*** Data extract
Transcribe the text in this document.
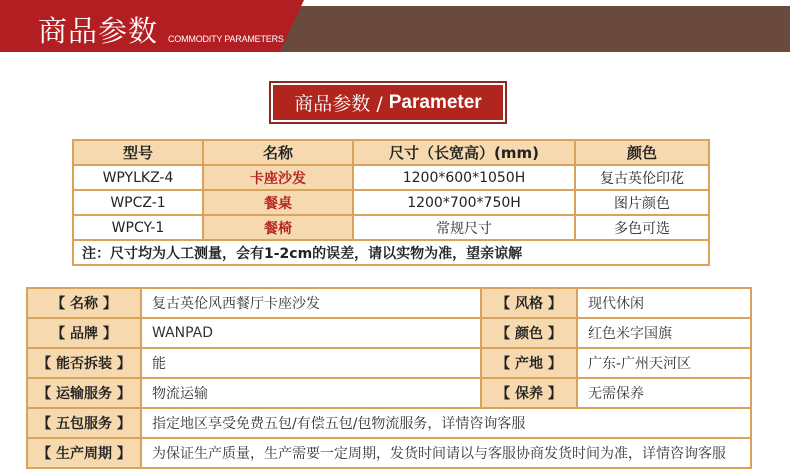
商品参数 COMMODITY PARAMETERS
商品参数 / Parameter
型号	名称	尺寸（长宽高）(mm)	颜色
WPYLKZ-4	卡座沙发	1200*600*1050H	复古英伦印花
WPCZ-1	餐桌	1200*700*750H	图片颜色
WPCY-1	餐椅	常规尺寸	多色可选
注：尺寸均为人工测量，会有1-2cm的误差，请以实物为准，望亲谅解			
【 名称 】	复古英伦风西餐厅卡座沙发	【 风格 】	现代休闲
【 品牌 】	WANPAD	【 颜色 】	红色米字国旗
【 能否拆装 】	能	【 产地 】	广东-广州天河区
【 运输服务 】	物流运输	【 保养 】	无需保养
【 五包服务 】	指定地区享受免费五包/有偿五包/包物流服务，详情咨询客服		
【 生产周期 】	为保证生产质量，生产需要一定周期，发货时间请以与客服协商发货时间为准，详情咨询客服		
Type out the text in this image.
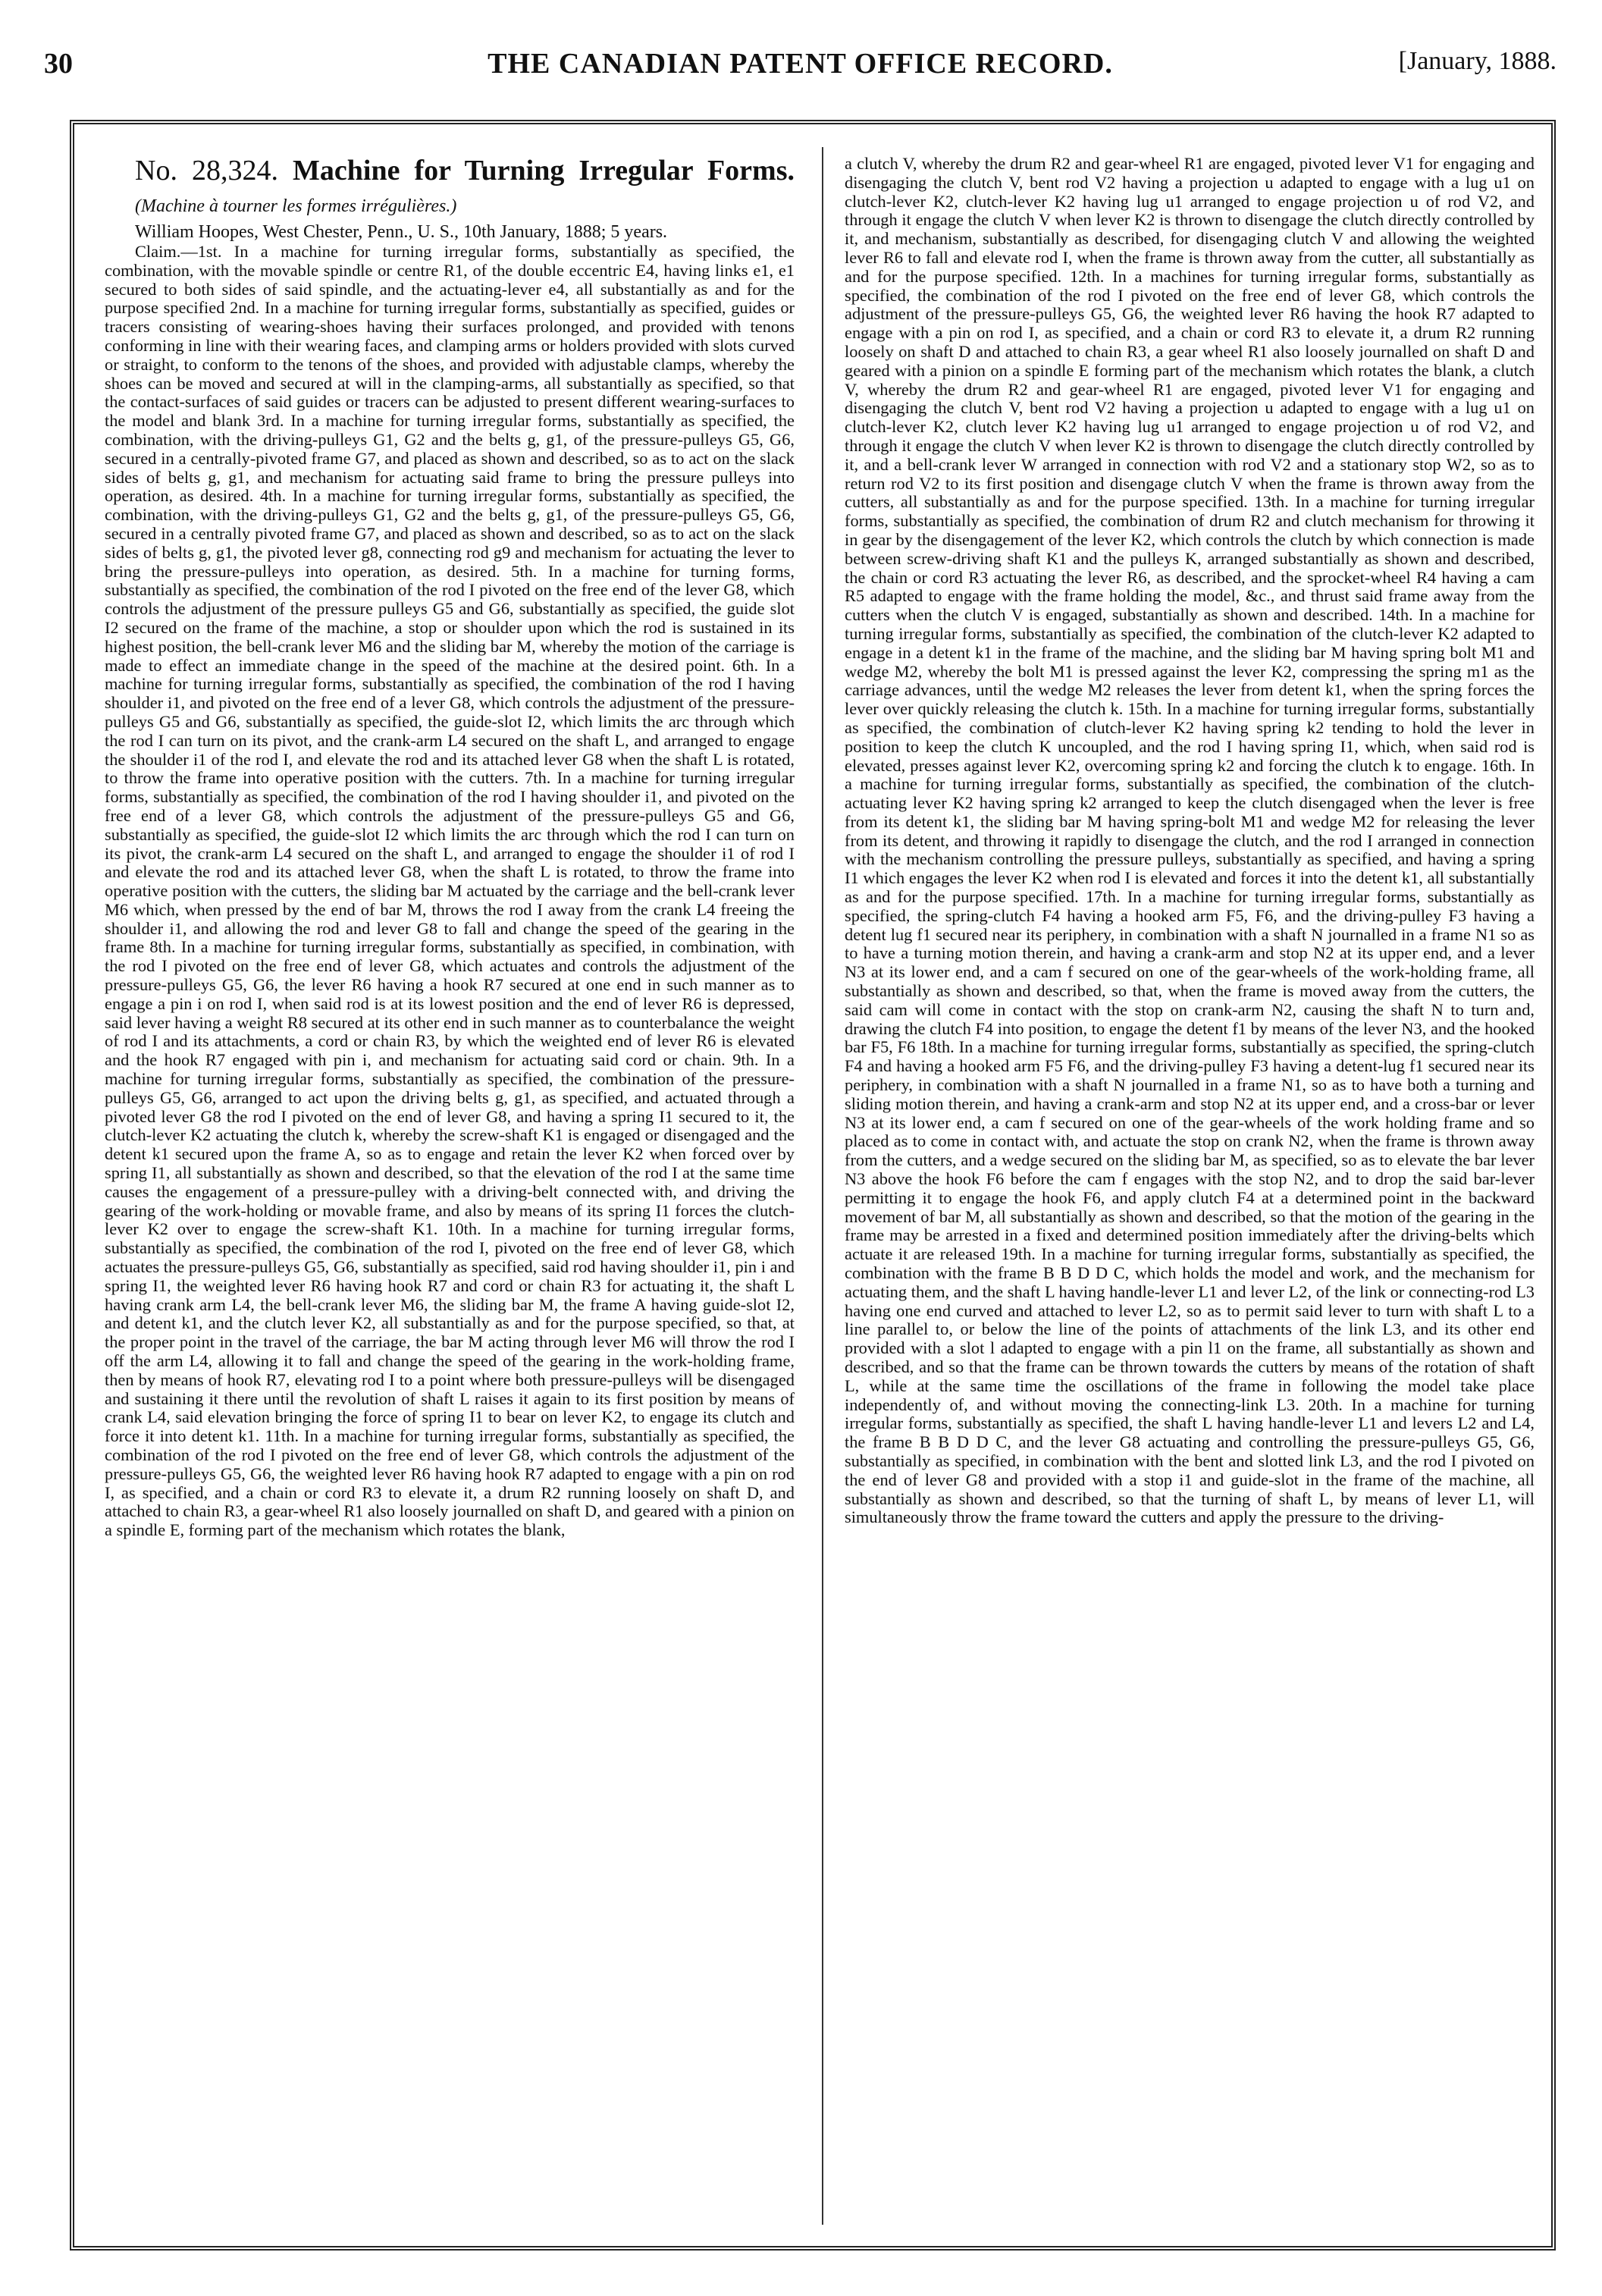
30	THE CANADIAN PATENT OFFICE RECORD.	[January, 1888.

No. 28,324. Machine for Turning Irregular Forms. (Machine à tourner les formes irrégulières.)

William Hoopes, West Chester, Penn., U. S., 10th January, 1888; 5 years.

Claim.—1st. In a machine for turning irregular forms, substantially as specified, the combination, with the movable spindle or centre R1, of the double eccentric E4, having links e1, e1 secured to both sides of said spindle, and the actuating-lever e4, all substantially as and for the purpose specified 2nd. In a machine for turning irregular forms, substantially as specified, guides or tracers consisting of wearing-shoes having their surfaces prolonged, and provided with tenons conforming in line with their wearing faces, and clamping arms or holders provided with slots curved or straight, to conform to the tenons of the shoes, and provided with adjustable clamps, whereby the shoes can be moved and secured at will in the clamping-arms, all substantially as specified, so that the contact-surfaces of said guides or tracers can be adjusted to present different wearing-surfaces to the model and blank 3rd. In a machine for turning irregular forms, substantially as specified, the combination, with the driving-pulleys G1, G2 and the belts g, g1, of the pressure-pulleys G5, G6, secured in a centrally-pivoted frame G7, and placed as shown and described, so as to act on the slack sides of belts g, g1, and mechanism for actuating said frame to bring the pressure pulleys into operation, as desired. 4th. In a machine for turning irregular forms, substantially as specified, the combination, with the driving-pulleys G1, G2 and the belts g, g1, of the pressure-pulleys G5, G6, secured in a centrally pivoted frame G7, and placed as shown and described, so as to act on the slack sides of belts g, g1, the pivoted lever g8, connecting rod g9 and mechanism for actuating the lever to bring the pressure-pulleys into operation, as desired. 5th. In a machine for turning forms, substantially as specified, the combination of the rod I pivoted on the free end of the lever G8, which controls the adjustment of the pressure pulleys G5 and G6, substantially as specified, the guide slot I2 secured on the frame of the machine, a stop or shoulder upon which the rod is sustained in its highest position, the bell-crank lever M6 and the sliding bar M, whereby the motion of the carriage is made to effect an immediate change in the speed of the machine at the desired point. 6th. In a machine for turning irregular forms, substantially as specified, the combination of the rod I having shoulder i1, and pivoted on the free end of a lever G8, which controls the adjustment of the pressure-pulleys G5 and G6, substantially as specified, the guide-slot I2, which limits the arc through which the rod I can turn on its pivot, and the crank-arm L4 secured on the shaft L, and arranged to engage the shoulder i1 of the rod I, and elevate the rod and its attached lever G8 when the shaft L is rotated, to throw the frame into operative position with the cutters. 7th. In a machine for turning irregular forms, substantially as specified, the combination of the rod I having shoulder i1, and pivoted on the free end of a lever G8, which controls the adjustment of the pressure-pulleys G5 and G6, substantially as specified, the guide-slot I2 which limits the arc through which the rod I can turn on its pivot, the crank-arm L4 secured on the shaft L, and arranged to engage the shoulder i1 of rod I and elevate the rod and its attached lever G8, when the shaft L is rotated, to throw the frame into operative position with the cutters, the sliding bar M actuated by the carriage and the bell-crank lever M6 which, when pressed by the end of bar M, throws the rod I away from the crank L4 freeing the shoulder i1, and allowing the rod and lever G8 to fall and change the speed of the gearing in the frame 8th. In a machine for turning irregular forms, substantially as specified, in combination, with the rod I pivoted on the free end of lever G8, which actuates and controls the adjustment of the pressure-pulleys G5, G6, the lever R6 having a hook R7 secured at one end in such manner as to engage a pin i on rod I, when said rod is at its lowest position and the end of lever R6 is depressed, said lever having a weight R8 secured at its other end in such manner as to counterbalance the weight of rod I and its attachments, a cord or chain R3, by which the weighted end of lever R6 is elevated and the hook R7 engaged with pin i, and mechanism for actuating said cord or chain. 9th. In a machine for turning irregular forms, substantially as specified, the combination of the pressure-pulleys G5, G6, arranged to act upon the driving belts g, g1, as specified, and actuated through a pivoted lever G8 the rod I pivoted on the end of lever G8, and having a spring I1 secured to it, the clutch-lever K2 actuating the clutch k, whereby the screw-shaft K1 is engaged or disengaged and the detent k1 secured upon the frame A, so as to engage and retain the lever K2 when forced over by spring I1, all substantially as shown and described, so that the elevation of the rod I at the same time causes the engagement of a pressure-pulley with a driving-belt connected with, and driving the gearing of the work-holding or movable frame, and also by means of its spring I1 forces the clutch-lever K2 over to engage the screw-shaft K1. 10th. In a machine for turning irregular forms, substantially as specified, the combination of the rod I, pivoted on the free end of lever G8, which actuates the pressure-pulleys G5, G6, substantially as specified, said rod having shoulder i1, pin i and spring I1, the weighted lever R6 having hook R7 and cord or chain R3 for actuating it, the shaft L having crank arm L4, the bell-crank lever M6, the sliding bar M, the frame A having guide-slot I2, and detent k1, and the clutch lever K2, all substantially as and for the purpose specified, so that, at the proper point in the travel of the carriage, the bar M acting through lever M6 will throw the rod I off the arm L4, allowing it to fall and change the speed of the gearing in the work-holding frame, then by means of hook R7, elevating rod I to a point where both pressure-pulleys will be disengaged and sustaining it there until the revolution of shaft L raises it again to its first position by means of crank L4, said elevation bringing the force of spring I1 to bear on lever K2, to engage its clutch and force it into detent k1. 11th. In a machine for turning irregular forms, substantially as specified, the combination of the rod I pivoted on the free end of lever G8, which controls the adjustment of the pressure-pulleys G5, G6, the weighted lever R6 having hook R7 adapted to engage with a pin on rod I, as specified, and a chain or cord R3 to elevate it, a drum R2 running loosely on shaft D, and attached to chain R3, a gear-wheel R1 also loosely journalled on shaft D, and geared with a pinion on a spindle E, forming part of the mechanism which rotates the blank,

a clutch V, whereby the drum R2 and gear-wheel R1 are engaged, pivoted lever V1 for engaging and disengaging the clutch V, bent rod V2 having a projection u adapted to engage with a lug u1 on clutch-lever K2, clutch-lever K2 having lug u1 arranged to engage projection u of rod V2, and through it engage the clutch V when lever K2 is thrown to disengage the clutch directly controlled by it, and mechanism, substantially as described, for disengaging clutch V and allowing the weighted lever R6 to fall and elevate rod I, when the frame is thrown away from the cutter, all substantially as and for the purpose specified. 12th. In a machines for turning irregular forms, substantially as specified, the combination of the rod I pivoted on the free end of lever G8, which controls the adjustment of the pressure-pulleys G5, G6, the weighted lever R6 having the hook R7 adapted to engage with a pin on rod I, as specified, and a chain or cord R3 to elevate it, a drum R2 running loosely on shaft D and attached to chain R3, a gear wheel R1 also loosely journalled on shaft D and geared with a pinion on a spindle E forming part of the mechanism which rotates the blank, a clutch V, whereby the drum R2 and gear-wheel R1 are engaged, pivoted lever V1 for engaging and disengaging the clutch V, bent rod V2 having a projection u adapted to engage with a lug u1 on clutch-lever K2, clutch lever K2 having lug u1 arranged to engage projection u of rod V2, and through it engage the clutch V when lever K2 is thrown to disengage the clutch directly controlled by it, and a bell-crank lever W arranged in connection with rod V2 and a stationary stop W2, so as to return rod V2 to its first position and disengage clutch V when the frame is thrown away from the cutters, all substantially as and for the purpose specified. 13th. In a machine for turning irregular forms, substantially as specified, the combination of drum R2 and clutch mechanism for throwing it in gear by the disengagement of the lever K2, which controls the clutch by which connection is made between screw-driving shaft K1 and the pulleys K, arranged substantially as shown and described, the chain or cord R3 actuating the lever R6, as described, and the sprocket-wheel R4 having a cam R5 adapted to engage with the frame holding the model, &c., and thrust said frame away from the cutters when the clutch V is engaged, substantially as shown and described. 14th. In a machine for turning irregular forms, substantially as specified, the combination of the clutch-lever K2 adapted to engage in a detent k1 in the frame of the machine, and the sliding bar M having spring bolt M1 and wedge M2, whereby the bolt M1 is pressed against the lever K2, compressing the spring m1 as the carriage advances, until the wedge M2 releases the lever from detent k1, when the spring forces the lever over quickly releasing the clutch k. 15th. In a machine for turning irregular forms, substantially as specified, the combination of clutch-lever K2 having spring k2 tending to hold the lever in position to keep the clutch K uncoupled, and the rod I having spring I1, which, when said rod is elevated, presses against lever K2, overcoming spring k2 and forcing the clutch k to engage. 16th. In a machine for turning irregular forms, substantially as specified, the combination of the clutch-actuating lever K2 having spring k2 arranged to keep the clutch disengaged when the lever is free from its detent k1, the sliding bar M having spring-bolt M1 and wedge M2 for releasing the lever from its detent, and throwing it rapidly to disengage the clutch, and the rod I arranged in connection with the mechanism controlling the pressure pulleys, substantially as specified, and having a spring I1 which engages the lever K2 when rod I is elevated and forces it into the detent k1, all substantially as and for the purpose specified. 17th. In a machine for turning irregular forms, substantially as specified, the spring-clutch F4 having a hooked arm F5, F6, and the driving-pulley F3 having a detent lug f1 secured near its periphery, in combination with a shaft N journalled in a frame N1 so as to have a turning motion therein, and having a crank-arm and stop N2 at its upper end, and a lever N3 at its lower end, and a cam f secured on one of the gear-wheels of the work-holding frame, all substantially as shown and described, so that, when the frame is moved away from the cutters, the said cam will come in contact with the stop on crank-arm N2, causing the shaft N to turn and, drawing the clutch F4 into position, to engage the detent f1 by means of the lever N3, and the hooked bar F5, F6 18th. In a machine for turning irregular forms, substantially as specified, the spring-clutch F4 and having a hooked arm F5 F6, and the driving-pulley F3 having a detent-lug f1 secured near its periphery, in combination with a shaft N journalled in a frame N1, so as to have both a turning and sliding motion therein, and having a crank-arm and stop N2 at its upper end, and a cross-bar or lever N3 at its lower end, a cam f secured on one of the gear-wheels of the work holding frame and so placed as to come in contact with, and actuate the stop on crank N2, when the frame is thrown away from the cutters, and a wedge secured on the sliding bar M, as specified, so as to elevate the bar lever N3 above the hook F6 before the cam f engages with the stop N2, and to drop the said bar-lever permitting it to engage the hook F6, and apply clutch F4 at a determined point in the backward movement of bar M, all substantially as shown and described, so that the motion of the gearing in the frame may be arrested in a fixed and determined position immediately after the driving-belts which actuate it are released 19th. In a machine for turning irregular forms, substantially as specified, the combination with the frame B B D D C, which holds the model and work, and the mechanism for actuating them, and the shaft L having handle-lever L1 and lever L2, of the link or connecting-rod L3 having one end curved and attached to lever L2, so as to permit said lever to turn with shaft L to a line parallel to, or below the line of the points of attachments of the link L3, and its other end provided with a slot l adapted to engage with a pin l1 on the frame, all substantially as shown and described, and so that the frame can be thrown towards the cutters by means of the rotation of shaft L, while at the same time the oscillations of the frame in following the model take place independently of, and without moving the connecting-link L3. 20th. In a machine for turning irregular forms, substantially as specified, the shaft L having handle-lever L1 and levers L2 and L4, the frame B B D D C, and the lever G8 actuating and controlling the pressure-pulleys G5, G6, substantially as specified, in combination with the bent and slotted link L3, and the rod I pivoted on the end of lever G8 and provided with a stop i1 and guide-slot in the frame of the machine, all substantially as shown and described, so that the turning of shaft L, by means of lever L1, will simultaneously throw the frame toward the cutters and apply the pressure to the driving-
******
▶ Written exercise
Copy each line of the data above that holds "this".

▶ Exercise output
Transcribe the text in this document.
Type out the text in this image.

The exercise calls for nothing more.